### What needs to be done
From the listing below, pull out all lines with "color" in them.

### Given data
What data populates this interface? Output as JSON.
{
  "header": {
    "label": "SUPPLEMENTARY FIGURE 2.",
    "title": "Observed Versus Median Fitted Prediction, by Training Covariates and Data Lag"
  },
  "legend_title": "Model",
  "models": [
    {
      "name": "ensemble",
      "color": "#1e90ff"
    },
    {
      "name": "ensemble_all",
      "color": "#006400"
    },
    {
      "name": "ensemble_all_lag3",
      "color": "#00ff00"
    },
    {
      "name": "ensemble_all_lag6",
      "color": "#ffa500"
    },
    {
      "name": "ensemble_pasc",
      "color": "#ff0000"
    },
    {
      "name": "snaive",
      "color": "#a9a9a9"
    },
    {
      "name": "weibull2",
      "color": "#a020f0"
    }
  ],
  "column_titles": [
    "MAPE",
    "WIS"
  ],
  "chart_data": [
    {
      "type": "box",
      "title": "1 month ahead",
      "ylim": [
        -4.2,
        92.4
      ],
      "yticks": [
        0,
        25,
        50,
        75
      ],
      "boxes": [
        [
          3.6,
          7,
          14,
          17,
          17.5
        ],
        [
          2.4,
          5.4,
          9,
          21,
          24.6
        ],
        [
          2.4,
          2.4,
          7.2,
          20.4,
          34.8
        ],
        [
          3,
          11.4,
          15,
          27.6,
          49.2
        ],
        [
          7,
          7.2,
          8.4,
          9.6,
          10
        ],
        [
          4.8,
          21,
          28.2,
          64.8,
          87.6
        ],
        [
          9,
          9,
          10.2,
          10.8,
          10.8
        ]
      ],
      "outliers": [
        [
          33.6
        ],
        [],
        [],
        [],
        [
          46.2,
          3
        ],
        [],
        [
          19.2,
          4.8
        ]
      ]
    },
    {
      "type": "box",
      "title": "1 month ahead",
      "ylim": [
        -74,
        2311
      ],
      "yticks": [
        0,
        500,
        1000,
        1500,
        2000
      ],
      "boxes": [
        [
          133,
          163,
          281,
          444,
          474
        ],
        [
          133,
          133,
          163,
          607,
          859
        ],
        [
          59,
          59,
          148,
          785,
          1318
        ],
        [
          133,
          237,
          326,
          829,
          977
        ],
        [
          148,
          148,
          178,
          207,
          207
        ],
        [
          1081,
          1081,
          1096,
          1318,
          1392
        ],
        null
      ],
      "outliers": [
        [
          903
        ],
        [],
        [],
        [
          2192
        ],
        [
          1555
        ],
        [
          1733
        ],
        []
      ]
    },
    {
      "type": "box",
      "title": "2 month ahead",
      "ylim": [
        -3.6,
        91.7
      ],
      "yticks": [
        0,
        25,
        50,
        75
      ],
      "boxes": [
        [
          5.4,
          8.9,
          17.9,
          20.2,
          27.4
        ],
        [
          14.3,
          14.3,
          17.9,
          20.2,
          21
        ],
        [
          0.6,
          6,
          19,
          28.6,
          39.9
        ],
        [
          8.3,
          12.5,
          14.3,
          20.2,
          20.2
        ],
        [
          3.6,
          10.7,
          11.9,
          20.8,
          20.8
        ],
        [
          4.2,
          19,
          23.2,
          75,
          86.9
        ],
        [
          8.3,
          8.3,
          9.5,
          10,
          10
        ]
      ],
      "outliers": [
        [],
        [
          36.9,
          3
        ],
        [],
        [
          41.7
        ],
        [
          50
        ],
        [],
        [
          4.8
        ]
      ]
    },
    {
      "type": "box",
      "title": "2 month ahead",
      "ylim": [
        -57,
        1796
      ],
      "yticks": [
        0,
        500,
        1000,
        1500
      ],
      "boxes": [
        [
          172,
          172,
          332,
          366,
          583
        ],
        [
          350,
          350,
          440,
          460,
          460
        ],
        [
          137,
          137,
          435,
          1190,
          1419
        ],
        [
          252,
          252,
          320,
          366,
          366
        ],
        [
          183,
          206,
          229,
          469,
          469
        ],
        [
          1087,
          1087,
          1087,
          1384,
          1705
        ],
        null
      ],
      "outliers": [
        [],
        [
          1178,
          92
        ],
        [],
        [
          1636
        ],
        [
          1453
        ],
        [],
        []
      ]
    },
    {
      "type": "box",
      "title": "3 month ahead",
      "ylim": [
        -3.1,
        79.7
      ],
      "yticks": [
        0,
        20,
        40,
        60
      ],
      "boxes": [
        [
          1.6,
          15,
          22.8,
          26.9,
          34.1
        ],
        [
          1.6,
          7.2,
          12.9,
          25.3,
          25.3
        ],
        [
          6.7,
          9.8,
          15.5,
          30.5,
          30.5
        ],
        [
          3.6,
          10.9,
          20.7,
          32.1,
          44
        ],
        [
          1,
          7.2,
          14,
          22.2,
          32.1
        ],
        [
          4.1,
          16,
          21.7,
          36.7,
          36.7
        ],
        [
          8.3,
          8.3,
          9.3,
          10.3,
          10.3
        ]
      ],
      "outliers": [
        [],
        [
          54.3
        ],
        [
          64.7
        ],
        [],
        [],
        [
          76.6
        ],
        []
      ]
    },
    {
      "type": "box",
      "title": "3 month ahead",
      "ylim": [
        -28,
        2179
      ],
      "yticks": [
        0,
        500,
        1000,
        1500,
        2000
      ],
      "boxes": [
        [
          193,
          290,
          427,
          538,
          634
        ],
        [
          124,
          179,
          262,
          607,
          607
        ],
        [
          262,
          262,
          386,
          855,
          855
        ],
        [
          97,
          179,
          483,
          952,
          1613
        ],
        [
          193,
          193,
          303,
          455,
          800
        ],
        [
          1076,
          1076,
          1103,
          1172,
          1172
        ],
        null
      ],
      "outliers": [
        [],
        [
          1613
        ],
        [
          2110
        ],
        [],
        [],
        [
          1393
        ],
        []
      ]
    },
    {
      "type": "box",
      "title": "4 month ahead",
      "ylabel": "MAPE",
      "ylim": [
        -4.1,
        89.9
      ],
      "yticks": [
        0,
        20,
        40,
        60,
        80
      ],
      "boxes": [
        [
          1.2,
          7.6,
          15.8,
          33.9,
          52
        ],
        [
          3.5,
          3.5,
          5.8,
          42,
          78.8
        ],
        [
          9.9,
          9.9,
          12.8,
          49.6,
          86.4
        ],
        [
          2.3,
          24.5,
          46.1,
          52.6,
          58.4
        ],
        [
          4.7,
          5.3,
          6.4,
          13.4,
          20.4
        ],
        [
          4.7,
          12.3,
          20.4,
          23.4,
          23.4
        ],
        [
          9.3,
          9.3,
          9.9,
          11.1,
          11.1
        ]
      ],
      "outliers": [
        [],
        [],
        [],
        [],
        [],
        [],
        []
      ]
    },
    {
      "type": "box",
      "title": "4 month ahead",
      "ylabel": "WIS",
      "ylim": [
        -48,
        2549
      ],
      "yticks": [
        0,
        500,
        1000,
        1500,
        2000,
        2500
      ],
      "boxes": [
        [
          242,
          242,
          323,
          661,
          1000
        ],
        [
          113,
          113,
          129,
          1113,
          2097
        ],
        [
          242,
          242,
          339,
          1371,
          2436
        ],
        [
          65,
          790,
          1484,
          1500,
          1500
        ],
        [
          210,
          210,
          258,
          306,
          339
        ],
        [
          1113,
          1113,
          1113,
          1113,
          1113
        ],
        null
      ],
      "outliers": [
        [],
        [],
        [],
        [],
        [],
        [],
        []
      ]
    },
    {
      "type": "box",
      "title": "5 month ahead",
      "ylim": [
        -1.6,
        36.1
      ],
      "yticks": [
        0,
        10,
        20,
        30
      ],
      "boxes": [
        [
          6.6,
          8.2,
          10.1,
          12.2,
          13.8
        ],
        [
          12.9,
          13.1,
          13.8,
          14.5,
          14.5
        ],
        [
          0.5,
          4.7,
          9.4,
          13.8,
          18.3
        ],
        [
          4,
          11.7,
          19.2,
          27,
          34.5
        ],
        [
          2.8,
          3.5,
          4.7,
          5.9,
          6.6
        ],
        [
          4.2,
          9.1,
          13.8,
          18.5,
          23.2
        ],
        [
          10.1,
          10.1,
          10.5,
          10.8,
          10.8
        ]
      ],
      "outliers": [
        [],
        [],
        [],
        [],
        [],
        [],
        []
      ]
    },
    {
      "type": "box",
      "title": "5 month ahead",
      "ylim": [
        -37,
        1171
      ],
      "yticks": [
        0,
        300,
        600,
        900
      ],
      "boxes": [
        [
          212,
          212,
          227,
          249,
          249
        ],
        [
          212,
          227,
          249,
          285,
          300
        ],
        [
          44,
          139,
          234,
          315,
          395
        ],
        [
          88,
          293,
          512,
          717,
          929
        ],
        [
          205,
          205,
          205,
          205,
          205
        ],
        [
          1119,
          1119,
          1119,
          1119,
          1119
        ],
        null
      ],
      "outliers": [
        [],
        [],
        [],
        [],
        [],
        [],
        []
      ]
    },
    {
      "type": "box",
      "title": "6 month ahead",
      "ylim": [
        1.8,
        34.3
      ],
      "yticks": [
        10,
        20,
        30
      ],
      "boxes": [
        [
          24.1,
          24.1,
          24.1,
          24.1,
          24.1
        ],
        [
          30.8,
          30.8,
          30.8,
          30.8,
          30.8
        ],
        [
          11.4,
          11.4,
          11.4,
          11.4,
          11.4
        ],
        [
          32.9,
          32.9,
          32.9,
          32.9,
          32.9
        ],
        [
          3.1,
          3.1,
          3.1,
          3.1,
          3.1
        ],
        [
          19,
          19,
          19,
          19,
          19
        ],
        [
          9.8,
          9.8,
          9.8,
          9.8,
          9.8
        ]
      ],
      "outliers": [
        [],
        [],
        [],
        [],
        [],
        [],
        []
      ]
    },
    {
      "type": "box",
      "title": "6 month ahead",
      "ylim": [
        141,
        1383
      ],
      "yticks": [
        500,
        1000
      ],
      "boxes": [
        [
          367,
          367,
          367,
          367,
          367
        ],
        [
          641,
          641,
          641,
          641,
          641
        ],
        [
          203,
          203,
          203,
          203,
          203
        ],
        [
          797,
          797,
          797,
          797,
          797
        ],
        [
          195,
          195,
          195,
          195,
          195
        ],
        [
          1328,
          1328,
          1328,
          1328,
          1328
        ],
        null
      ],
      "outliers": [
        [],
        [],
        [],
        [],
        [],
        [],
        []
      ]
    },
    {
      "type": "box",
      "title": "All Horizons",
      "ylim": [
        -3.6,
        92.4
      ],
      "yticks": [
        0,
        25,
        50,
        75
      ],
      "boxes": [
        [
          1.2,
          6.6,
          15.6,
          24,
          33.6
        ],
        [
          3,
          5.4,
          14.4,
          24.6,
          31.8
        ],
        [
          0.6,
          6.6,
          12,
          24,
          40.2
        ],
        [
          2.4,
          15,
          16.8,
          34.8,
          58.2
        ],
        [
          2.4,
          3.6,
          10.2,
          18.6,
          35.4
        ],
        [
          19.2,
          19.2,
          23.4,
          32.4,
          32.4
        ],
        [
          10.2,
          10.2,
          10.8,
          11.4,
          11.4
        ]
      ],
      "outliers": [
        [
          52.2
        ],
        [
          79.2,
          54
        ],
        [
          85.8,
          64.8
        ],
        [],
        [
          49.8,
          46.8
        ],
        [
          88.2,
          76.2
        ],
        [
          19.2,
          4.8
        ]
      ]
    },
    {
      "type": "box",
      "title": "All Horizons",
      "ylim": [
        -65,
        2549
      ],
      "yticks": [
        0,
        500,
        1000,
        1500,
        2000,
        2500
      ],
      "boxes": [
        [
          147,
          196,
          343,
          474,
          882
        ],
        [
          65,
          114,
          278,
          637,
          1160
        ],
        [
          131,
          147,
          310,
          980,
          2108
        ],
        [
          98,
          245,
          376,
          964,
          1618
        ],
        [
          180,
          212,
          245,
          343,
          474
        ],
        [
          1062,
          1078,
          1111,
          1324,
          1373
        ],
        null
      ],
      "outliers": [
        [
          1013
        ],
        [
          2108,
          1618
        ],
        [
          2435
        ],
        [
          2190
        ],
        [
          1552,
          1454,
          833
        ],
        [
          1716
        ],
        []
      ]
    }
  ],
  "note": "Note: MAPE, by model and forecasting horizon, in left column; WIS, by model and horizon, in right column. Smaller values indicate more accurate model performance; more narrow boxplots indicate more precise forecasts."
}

### The reply
      "color": "#1e90ff"
      "color": "#006400"
      "color": "#00ff00"
      "color": "#ffa500"
      "color": "#ff0000"
      "color": "#a9a9a9"
      "color": "#a020f0"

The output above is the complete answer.